- Written exercise
Please repeat all of the lines that follow, exactly as written.

(Collected data)
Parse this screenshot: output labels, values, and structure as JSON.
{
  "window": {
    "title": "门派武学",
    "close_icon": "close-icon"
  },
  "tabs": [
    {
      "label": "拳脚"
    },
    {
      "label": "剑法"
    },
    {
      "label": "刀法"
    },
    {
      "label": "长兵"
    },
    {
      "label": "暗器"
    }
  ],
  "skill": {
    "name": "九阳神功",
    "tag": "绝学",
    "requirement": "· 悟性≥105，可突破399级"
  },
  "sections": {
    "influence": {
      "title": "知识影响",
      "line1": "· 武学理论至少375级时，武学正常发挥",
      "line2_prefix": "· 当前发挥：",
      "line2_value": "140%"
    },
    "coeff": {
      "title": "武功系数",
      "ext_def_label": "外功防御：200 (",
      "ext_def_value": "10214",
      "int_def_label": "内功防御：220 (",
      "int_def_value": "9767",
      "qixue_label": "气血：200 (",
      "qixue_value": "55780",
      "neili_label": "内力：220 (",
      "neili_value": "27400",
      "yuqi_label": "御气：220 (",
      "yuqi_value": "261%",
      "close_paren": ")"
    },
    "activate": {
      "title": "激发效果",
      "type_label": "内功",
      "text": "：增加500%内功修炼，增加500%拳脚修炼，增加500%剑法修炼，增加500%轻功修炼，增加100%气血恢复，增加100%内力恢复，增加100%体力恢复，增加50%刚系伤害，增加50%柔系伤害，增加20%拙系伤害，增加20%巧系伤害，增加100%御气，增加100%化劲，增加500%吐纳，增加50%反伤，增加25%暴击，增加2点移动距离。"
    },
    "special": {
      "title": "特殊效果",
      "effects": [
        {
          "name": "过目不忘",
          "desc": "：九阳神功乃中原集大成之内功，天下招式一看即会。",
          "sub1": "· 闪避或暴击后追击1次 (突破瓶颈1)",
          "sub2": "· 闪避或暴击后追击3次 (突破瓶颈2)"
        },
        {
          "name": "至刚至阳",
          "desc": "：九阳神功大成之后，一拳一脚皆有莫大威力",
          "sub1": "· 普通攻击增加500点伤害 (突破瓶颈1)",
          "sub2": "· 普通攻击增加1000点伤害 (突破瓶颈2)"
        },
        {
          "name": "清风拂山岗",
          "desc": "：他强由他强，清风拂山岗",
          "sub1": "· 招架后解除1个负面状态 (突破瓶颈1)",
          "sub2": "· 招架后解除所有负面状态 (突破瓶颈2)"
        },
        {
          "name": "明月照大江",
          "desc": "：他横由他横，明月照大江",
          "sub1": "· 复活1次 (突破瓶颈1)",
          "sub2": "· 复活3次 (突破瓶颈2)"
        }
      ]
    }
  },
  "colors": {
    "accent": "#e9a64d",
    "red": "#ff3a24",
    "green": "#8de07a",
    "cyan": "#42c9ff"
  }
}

- Worked solution
Parse this screenshot: output labels, values, and structure as JSON.
{
  "window": {
    "title": "门派武学",
    "close_icon": "close-icon"
  },
  "tabs": [
    {
      "label": "拳脚"
    },
    {
      "label": "剑法"
    },
    {
      "label": "刀法"
    },
    {
      "label": "长兵"
    },
    {
      "label": "暗器"
    }
  ],
  "skill": {
    "name": "九阳神功",
    "tag": "绝学",
    "requirement": "· 悟性≥105，可突破399级"
  },
  "sections": {
    "influence": {
      "title": "知识影响",
      "line1": "· 武学理论至少375级时，武学正常发挥",
      "line2_prefix": "· 当前发挥：",
      "line2_value": "140%"
    },
    "coeff": {
      "title": "武功系数",
      "ext_def_label": "外功防御：200 (",
      "ext_def_value": "10214",
      "int_def_label": "内功防御：220 (",
      "int_def_value": "9767",
      "qixue_label": "气血：200 (",
      "qixue_value": "55780",
      "neili_label": "内力：220 (",
      "neili_value": "27400",
      "yuqi_label": "御气：220 (",
      "yuqi_value": "261%",
      "close_paren": ")"
    },
    "activate": {
      "title": "激发效果",
      "type_label": "内功",
      "text": "：增加500%内功修炼，增加500%拳脚修炼，增加500%剑法修炼，增加500%轻功修炼，增加100%气血恢复，增加100%内力恢复，增加100%体力恢复，增加50%刚系伤害，增加50%柔系伤害，增加20%拙系伤害，增加20%巧系伤害，增加100%御气，增加100%化劲，增加500%吐纳，增加50%反伤，增加25%暴击，增加2点移动距离。"
    },
    "special": {
      "title": "特殊效果",
      "effects": [
        {
          "name": "过目不忘",
          "desc": "：九阳神功乃中原集大成之内功，天下招式一看即会。",
          "sub1": "· 闪避或暴击后追击1次 (突破瓶颈1)",
          "sub2": "· 闪避或暴击后追击3次 (突破瓶颈2)"
        },
        {
          "name": "至刚至阳",
          "desc": "：九阳神功大成之后，一拳一脚皆有莫大威力",
          "sub1": "· 普通攻击增加500点伤害 (突破瓶颈1)",
          "sub2": "· 普通攻击增加1000点伤害 (突破瓶颈2)"
        },
        {
          "name": "清风拂山岗",
          "desc": "：他强由他强，清风拂山岗",
          "sub1": "· 招架后解除1个负面状态 (突破瓶颈1)",
          "sub2": "· 招架后解除所有负面状态 (突破瓶颈2)"
        },
        {
          "name": "明月照大江",
          "desc": "：他横由他横，明月照大江",
          "sub1": "· 复活1次 (突破瓶颈1)",
          "sub2": "· 复活3次 (突破瓶颈2)"
        }
      ]
    }
  },
  "colors": {
    "accent": "#e9a64d",
    "red": "#ff3a24",
    "green": "#8de07a",
    "cyan": "#42c9ff"
  }
}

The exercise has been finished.